WORK TO DO: Repeat the data word for word. Do not include the pictures.

RECORDS SHOWN:
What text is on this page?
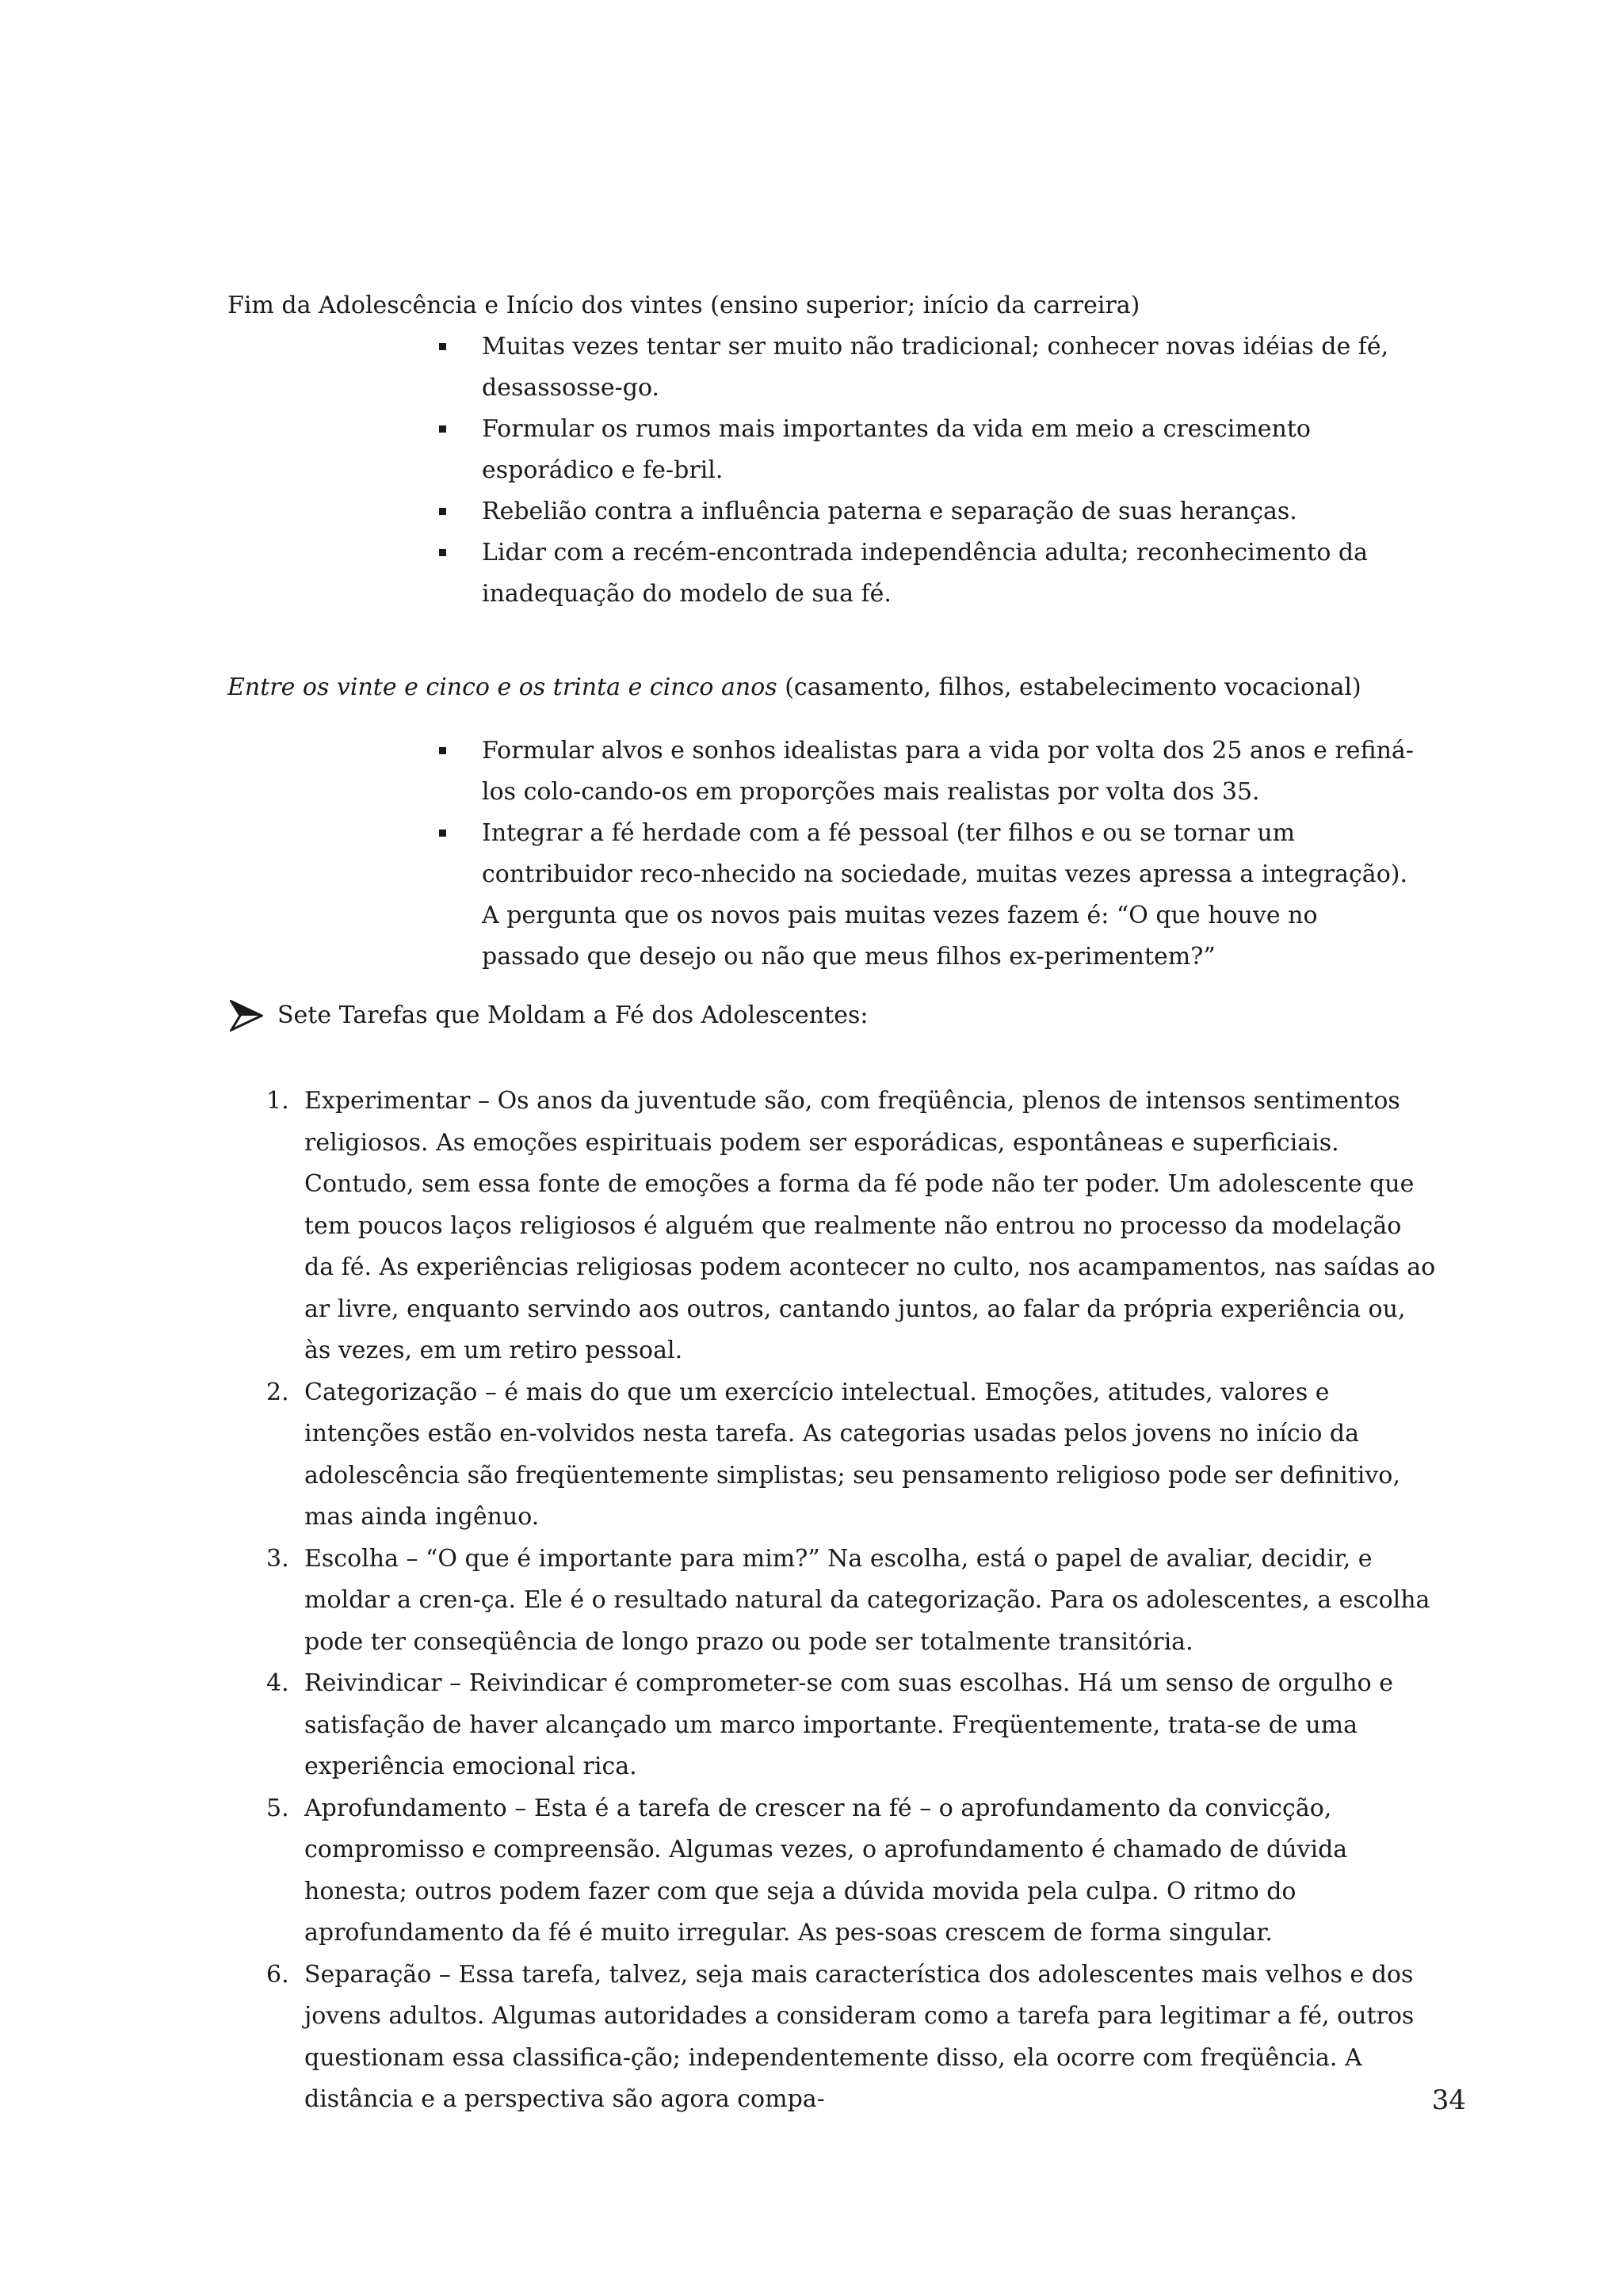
Fim da Adolescência e Início dos vintes (ensino superior; início da carreira)

Muitas vezes tentar ser muito não tradicional; conhecer novas idéias de fé, desassosse-go.
Formular os rumos mais importantes da vida em meio a crescimento esporádico e fe-bril.
Rebelião contra a influência paterna e separação de suas heranças.
Lidar com a recém-encontrada independência adulta; reconhecimento da inadequação do modelo de sua fé.

Entre os vinte e cinco e os trinta e cinco anos (casamento, filhos, estabelecimento vocacional)

Formular alvos e sonhos idealistas para a vida por volta dos 25 anos e refiná-los colo-cando-os em proporções mais realistas por volta dos 35.
Integrar a fé herdade com a fé pessoal (ter filhos e ou se tornar um contribuidor reco-nhecido na sociedade, muitas vezes apressa a integração). A pergunta que os novos pais muitas vezes fazem é: “O que houve no passado que desejo ou não que meus filhos ex-perimentem?”

Sete Tarefas que Moldam a Fé dos Adolescentes:

1. Experimentar – Os anos da juventude são, com freqüência, plenos de intensos sentimentos religiosos. As emoções espirituais podem ser esporádicas, espontâneas e superficiais. Contudo, sem essa fonte de emoções a forma da fé pode não ter poder. Um adolescente que tem poucos laços religiosos é alguém que realmente não entrou no processo da modelação da fé. As experiências religiosas podem acontecer no culto, nos acampamentos, nas saídas ao ar livre, enquanto servindo aos outros, cantando juntos, ao falar da própria experiência ou, às vezes, em um retiro pessoal.
2. Categorização – é mais do que um exercício intelectual. Emoções, atitudes, valores e intenções estão en-volvidos nesta tarefa. As categorias usadas pelos jovens no início da adolescência são freqüentemente simplistas; seu pensamento religioso pode ser definitivo, mas ainda ingênuo.
3. Escolha – “O que é importante para mim?” Na escolha, está o papel de avaliar, decidir, e moldar a cren-ça. Ele é o resultado natural da categorização. Para os adolescentes, a escolha pode ter conseqüência de longo prazo ou pode ser totalmente transitória.
4. Reivindicar – Reivindicar é comprometer-se com suas escolhas. Há um senso de orgulho e satisfação de haver alcançado um marco importante. Freqüentemente, trata-se de uma experiência emocional rica.
5. Aprofundamento – Esta é a tarefa de crescer na fé – o aprofundamento da convicção, compromisso e compreensão. Algumas vezes, o aprofundamento é chamado de dúvida honesta; outros podem fazer com que seja a dúvida movida pela culpa. O ritmo do aprofundamento da fé é muito irregular. As pes-soas crescem de forma singular.
6. Separação – Essa tarefa, talvez, seja mais característica dos adolescentes mais velhos e dos jovens adultos. Algumas autoridades a consideram como a tarefa para legitimar a fé, outros questionam essa classifica-ção; independentemente disso, ela ocorre com freqüência. A distância e a perspectiva são agora compa-	34
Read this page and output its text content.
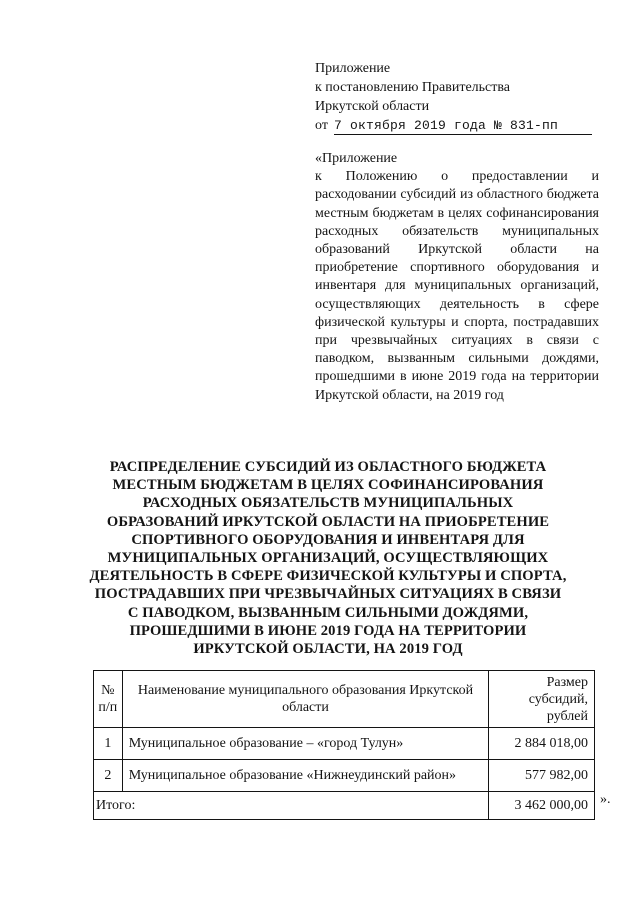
Приложение
к постановлению Правительства
Иркутской области
от 7 октября 2019 года № 831-пп
«Приложение
к Положению о предоставлении и расходовании субсидий из областного бюджета местным бюджетам в целях софинансирования расходных обязательств муниципальных образований Иркутской области на приобретение спортивного оборудования и инвентаря для муниципальных организаций, осуществляющих деятельность в сфере физической культуры и спорта, пострадавших при чрезвычайных ситуациях в связи с паводком, вызванным сильными дождями, прошедшими в июне 2019 года на территории Иркутской области, на 2019 год
РАСПРЕДЕЛЕНИЕ СУБСИДИЙ ИЗ ОБЛАСТНОГО БЮДЖЕТА МЕСТНЫМ БЮДЖЕТАМ В ЦЕЛЯХ СОФИНАНСИРОВАНИЯ РАСХОДНЫХ ОБЯЗАТЕЛЬСТВ МУНИЦИПАЛЬНЫХ ОБРАЗОВАНИЙ ИРКУТСКОЙ ОБЛАСТИ НА ПРИОБРЕТЕНИЕ СПОРТИВНОГО ОБОРУДОВАНИЯ И ИНВЕНТАРЯ ДЛЯ МУНИЦИПАЛЬНЫХ ОРГАНИЗАЦИЙ, ОСУЩЕСТВЛЯЮЩИХ ДЕЯТЕЛЬНОСТЬ В СФЕРЕ ФИЗИЧЕСКОЙ КУЛЬТУРЫ И СПОРТА, ПОСТРАДАВШИХ ПРИ ЧРЕЗВЫЧАЙНЫХ СИТУАЦИЯХ В СВЯЗИ С ПАВОДКОМ, ВЫЗВАННЫМ СИЛЬНЫМИ ДОЖДЯМИ, ПРОШЕДШИМИ В ИЮНЕ 2019 ГОДА НА ТЕРРИТОРИИ ИРКУТСКОЙ ОБЛАСТИ, НА 2019 ГОД
№ п/п	Наименование муниципального образования Иркутской области	Размер субсидий, рублей
1	Муниципальное образование – «город Тулун»	2 884 018,00
2	Муниципальное образование «Нижнеудинский район»	577 982,00
Итого:		3 462 000,00 ».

FINISHED TASK:
What text is on this page?
Fim da Adolescência e Início dos vintes (ensino superior; início da carreira)

Muitas vezes tentar ser muito não tradicional; conhecer novas idéias de fé, desassosse-go.
Formular os rumos mais importantes da vida em meio a crescimento esporádico e fe-bril.
Rebelião contra a influência paterna e separação de suas heranças.
Lidar com a recém-encontrada independência adulta; reconhecimento da inadequação do modelo de sua fé.

Entre os vinte e cinco e os trinta e cinco anos (casamento, filhos, estabelecimento vocacional)

Formular alvos e sonhos idealistas para a vida por volta dos 25 anos e refiná-los colo-cando-os em proporções mais realistas por volta dos 35.
Integrar a fé herdade com a fé pessoal (ter filhos e ou se tornar um contribuidor reco-nhecido na sociedade, muitas vezes apressa a integração). A pergunta que os novos pais muitas vezes fazem é: “O que houve no passado que desejo ou não que meus filhos ex-perimentem?”

Sete Tarefas que Moldam a Fé dos Adolescentes:

1. Experimentar – Os anos da juventude são, com freqüência, plenos de intensos sentimentos religiosos. As emoções espirituais podem ser esporádicas, espontâneas e superficiais. Contudo, sem essa fonte de emoções a forma da fé pode não ter poder. Um adolescente que tem poucos laços religiosos é alguém que realmente não entrou no processo da modelação da fé. As experiências religiosas podem acontecer no culto, nos acampamentos, nas saídas ao ar livre, enquanto servindo aos outros, cantando juntos, ao falar da própria experiência ou, às vezes, em um retiro pessoal.
2. Categorização – é mais do que um exercício intelectual. Emoções, atitudes, valores e intenções estão en-volvidos nesta tarefa. As categorias usadas pelos jovens no início da adolescência são freqüentemente simplistas; seu pensamento religioso pode ser definitivo, mas ainda ingênuo.
3. Escolha – “O que é importante para mim?” Na escolha, está o papel de avaliar, decidir, e moldar a cren-ça. Ele é o resultado natural da categorização. Para os adolescentes, a escolha pode ter conseqüência de longo prazo ou pode ser totalmente transitória.
4. Reivindicar – Reivindicar é comprometer-se com suas escolhas. Há um senso de orgulho e satisfação de haver alcançado um marco importante. Freqüentemente, trata-se de uma experiência emocional rica.
5. Aprofundamento – Esta é a tarefa de crescer na fé – o aprofundamento da convicção, compromisso e compreensão. Algumas vezes, o aprofundamento é chamado de dúvida honesta; outros podem fazer com que seja a dúvida movida pela culpa. O ritmo do aprofundamento da fé é muito irregular. As pes-soas crescem de forma singular.
6. Separação – Essa tarefa, talvez, seja mais característica dos adolescentes mais velhos e dos jovens adultos. Algumas autoridades a consideram como a tarefa para legitimar a fé, outros questionam essa classifica-ção; independentemente disso, ela ocorre com freqüência. A distância e a perspectiva são agora compa-	34
Read this page and output its text content.
Приложение
к постановлению Правительства
Иркутской области
от 7 октября 2019 года № 831-пп
«Приложение
к Положению о предоставлении и расходовании субсидий из областного бюджета местным бюджетам в целях софинансирования расходных обязательств муниципальных образований Иркутской области на приобретение спортивного оборудования и инвентаря для муниципальных организаций, осуществляющих деятельность в сфере физической культуры и спорта, пострадавших при чрезвычайных ситуациях в связи с паводком, вызванным сильными дождями, прошедшими в июне 2019 года на территории Иркутской области, на 2019 год
РАСПРЕДЕЛЕНИЕ СУБСИДИЙ ИЗ ОБЛАСТНОГО БЮДЖЕТА МЕСТНЫМ БЮДЖЕТАМ В ЦЕЛЯХ СОФИНАНСИРОВАНИЯ РАСХОДНЫХ ОБЯЗАТЕЛЬСТВ МУНИЦИПАЛЬНЫХ ОБРАЗОВАНИЙ ИРКУТСКОЙ ОБЛАСТИ НА ПРИОБРЕТЕНИЕ СПОРТИВНОГО ОБОРУДОВАНИЯ И ИНВЕНТАРЯ ДЛЯ МУНИЦИПАЛЬНЫХ ОРГАНИЗАЦИЙ, ОСУЩЕСТВЛЯЮЩИХ ДЕЯТЕЛЬНОСТЬ В СФЕРЕ ФИЗИЧЕСКОЙ КУЛЬТУРЫ И СПОРТА, ПОСТРАДАВШИХ ПРИ ЧРЕЗВЫЧАЙНЫХ СИТУАЦИЯХ В СВЯЗИ С ПАВОДКОМ, ВЫЗВАННЫМ СИЛЬНЫМИ ДОЖДЯМИ, ПРОШЕДШИМИ В ИЮНЕ 2019 ГОДА НА ТЕРРИТОРИИ ИРКУТСКОЙ ОБЛАСТИ, НА 2019 ГОД
№ п/п	Наименование муниципального образования Иркутской области	Размер субсидий, рублей
1	Муниципальное образование – «город Тулун»	2 884 018,00
2	Муниципальное образование «Нижнеудинский район»	577 982,00
Итого:		3 462 000,00 ».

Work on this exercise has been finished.